Gösterilen Metin ->
Şimdi Antigone ortaya çıkar. Kardeşinin gömülmemiş olmasına çok sinirlenen Antigone, onu gizlice gömmek için kız kardeşi İsmene'den yardım ister. Fakat daha tutucu ve "kanunlara itaatkâr" olan kardeşi bunu reddeder. Antigone, Kreon'un oğlu Haemon'un sevgisinin verdiği moral destekle tek başına hareket etmeye karar verir Sahne arkasında, üzerine biraz toz koyarak kardeşini ayinsel biçimde gömer. Böylece, dini ve ailevi gerekçelerle kurala karşı gelmiş olur. Muhafızlar tarafından yakalanıp, yargılanması için amcası, Kral Kreon'un huzuruna çıkarılır.

Oyunun gelişme bölümü (agon) ana karakter Antigone ile rakibi Kreon arasında kurgulanmıştır fakat burada iyi ile kötü belirsizdir. Kreon muhtemelen kötü bir kararı iyi nedenlerle (zarar gören devleti korumak için) vermiştir. Antigone ise geleneksel aile ve dini kurallar ve değerler adına hareket etmiştir. Oysa yasayı çiğnemiştir. Her ikisi de haklı, her ikisi de haksızdır ve her ikisine de trajik kahramanın günahı, gurur (kibir) bulaşmıştır.

Yasayı kabul ettiğini söylemesi için Kreon'un taleplerine boyun eğmeyi reddeden Antigone zindanda ölüme terk edilir. Zindanda intihar eder. Antigone'yi desteklemek için kendi oğlu da intihar ettiğinde Kreon, kibrinden ötürü cezalandırılmış olur.

Devletin hukukuna karşı bireysel bilinç meselesi, elbette toplumları ilgilendirmeye ve büyük acılar getirmeye devam eden bir meseledir. Belki de, Antigone'nin günümüzde en çok oynanan Yunan trajedilerinden biri olmasının nedeni budur.

Sofokles'in (ve Eshilos'un) Ana Karakterleri Neden, Ne Yaptıklarını Bilmediği Halde Suçun Cezasını Çekerler?

Verilen Bilgiler ->
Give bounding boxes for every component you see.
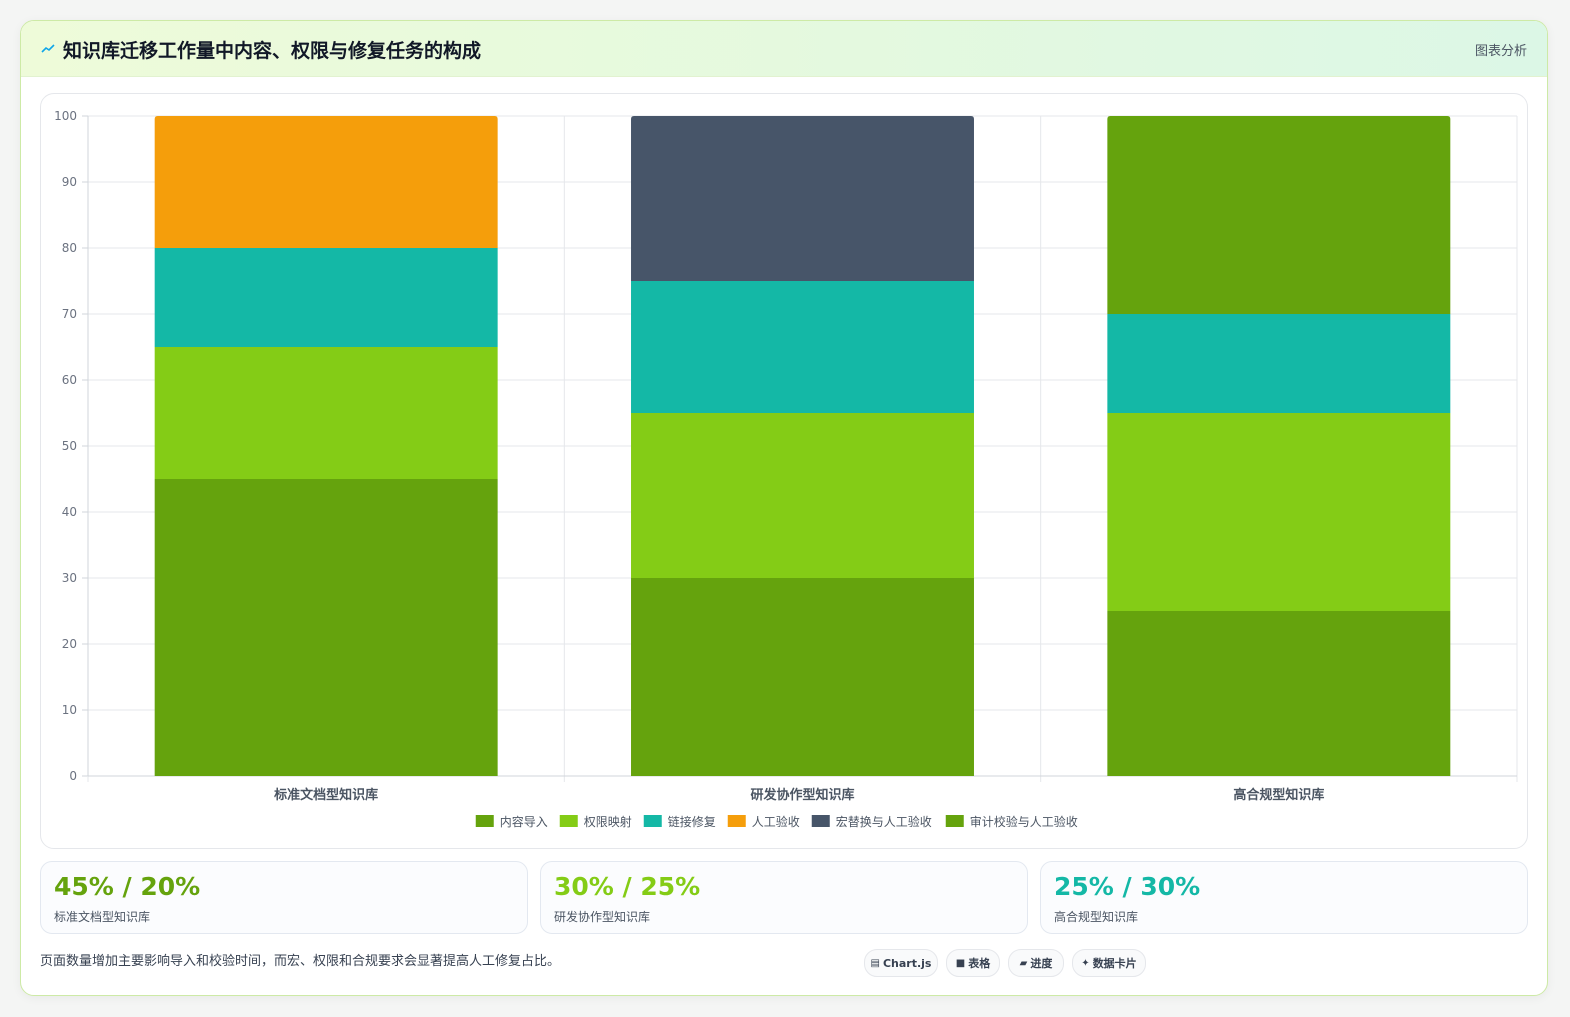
bar-segment xyxy=(631,116,974,281)
y-tick-label: 100 xyxy=(54,109,77,123)
legend-swatch xyxy=(559,815,578,827)
table-icon: ■ xyxy=(955,957,966,969)
stat-label: 标准文档型知识库 xyxy=(54,910,151,924)
y-tick-label: 30 xyxy=(62,571,77,585)
stat-label: 研发协作型知识库 xyxy=(554,910,651,924)
stat-card-rnd: 30% / 25% 研发协作型知识库 xyxy=(540,861,1028,934)
chart-panel: 0 10 20 30 40 50 60 70 80 90 100 标准文档型知识库 研发协作型知识库 高合… xyxy=(40,93,1528,849)
legend-label: 审计校验与人工验收 xyxy=(970,814,1078,829)
footnote: 页面数量增加主要影响导入和校验时间，而宏、权限和合规要求会显著提高人工修复占比。 xyxy=(40,954,561,969)
badge-label: 数据卡片 xyxy=(1092,957,1137,970)
stacked-bar-chart: 0 10 20 30 40 50 60 70 80 90 100 标准文档型知识库 研发协作型知识库 高合… xyxy=(54,109,1518,829)
legend-label: 内容导入 xyxy=(500,814,548,829)
stat-label: 高合规型知识库 xyxy=(1054,910,1139,924)
legend-label: 权限映射 xyxy=(584,814,632,829)
legend-swatch xyxy=(945,815,964,827)
y-tick-label: 50 xyxy=(62,439,77,453)
x-tick-label: 研发协作型知识库 xyxy=(750,787,854,803)
data-card-badge[interactable]: ✦ 数据卡片 xyxy=(1072,949,1146,977)
trend-icon xyxy=(41,44,55,53)
y-tick-label: 80 xyxy=(62,241,77,255)
bar-segment xyxy=(1107,314,1451,413)
stat-value: 25% / 30% xyxy=(1054,872,1201,901)
bar-segment xyxy=(154,248,498,347)
stat-value: 30% / 25% xyxy=(554,872,701,901)
y-tick-label: 60 xyxy=(62,373,77,387)
legend-swatch xyxy=(727,815,746,827)
chart-analysis-tag: 图表分析 xyxy=(1474,44,1527,59)
stat-card-standard: 45% / 20% 标准文档型知识库 xyxy=(40,861,528,934)
chart-icon: ▤ xyxy=(870,957,880,969)
y-tick-label: 90 xyxy=(62,175,77,189)
bar-segment xyxy=(1107,413,1451,611)
badge-label: 表格 xyxy=(968,957,991,970)
bar-segment xyxy=(154,116,498,248)
table-badge[interactable]: ■ 表格 xyxy=(946,949,1000,977)
x-tick-label: 高合规型知识库 xyxy=(1233,787,1324,803)
card-header: 知识库迁移工作量中内容、权限与修复任务的构成 图表分析 xyxy=(21,21,1547,77)
legend-swatch xyxy=(475,815,494,827)
stat-card-compliance: 25% / 30% 高合规型知识库 xyxy=(1040,861,1528,934)
bar-segment xyxy=(154,347,498,479)
page-title: 知识库迁移工作量中内容、权限与修复任务的构成 xyxy=(63,40,482,62)
bar-segment xyxy=(1107,611,1451,776)
legend-label: 链接修复 xyxy=(668,814,716,829)
badge-label: 进度 xyxy=(1030,957,1053,970)
bar-segment xyxy=(631,413,974,578)
legend-label: 宏替换与人工验收 xyxy=(836,814,932,829)
stat-value: 45% / 20% xyxy=(54,872,201,901)
bar-segment xyxy=(631,281,974,413)
chart-card: 知识库迁移工作量中内容、权限与修复任务的构成 图表分析 0 10 20 30 40 50 6… xyxy=(20,20,1548,996)
legend-label: 人工验收 xyxy=(752,814,800,829)
y-tick-label: 70 xyxy=(62,307,77,321)
progress-icon: ▰ xyxy=(1019,957,1028,969)
chartjs-badge[interactable]: ▤ Chart.js xyxy=(864,949,938,977)
legend-swatch xyxy=(643,815,662,827)
sparkle-icon: ✦ xyxy=(1081,957,1090,969)
y-tick-label: 0 xyxy=(69,769,77,783)
x-tick-label: 标准文档型知识库 xyxy=(273,787,378,803)
bar-segment xyxy=(631,578,974,776)
bar-segment xyxy=(1107,116,1451,314)
progress-badge[interactable]: ▰ 进度 xyxy=(1008,949,1064,977)
y-tick-label: 40 xyxy=(62,505,77,519)
legend-swatch xyxy=(811,815,830,827)
badge-label: Chart.js xyxy=(882,956,932,970)
bar-segment xyxy=(154,479,498,776)
y-tick-label: 10 xyxy=(62,703,77,717)
y-tick-label: 20 xyxy=(62,637,77,651)
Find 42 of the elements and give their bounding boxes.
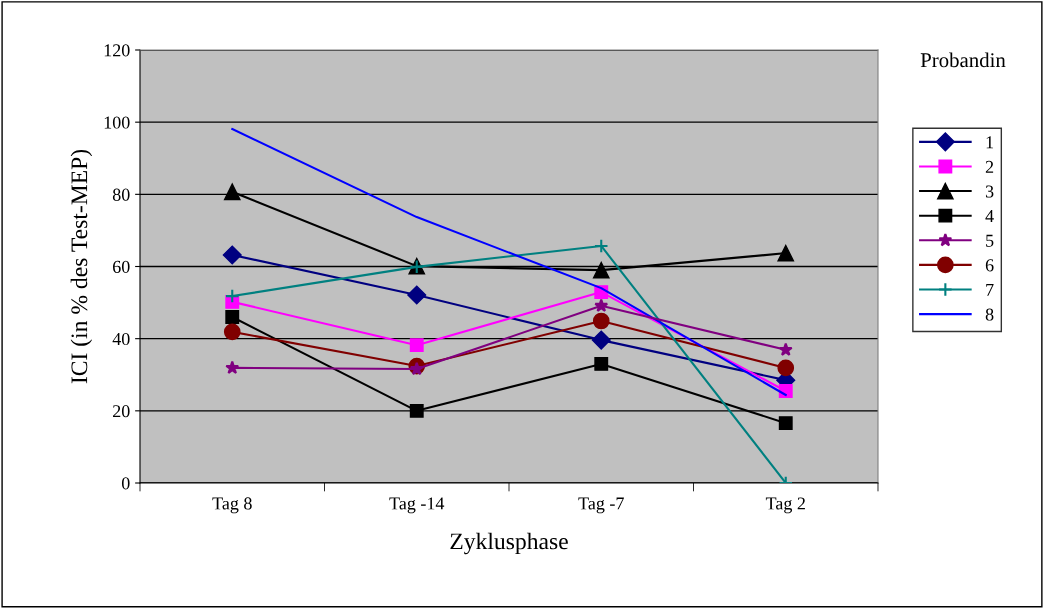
point [225,310,240,324]
point [223,183,241,201]
legend-label: 5 [986,234,994,247]
point [407,285,427,305]
point [592,261,610,279]
point [777,359,795,377]
x-axis-title: Zyklusphase [450,532,568,555]
y-tick-label: 120 [104,44,130,57]
point [592,312,610,330]
legend-label: 6 [985,259,994,272]
y-tick-label: 60 [113,260,130,273]
point [594,298,609,312]
point [777,244,795,262]
legend-label: 8 [985,308,994,321]
point [778,342,793,356]
point [409,338,424,353]
point [778,416,793,431]
legend-label: 2 [985,160,994,173]
x-tick-label: Tag 2 [765,497,805,514]
legend-label: 3 [985,185,994,198]
point [409,361,424,376]
legend-title: Probandin [920,52,1006,68]
x-tick-label: Tag -7 [578,497,624,514]
y-tick-label: 100 [104,116,130,129]
y-tick-label: 20 [113,405,130,418]
point [222,245,242,265]
y-axis-title: ICI (in % des Test-MEP) [70,149,93,384]
point [591,330,611,350]
point [594,356,609,371]
point [225,360,240,374]
point [409,403,424,418]
legend-label: 7 [986,284,994,296]
point [224,288,240,304]
y-tick-label: 40 [112,332,130,346]
x-tick-label: Tag 8 [212,497,252,514]
y-tick-label: 80 [112,188,130,201]
y-tick-label: 0 [121,477,130,490]
x-tick-label: Tag -14 [389,497,445,514]
point [593,238,609,254]
point [223,323,241,341]
legend-label: 1 [986,136,994,149]
legend-label: 4 [985,210,994,222]
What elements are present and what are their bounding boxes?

Yapılacaklar ->
1. Antigone'yi anlatan metne göre Kreon, muhtemelen kötü olan kararını hangi amaçla vermiştir?
2. Lütfen Antigone'yi anlatan metni kaldığı yerden sürdürün.

Alıştırma Yanıtları ->
1. Zarar gören devleti korumak için.

2.
Bu sorunun en basit cevabı, Sofokles ile Kent Diyonizyası'ndaki diğer trajedi yazarlarının, hayatın "adil" olduğunu öne sürmüyor olmalarıdır. Niyetleri, hayatta çok sık karşılaştığımız mantıksızlığı ve nedensizliği mecazi olarak ifade etmek için mitleri kullanmaktı. Belirli sorunların bariz çözümleri yoktur. Örneğin, Orestes'in babasının intikamını almaktan başka seçeneği yoktur fakat bunu yaparak affedilmez bir günah işlemek ve anne katili olmak zorundadır Antigone'nin açmazı dini yasaya devlet yasasını çiğnemek pahasına uymaktır.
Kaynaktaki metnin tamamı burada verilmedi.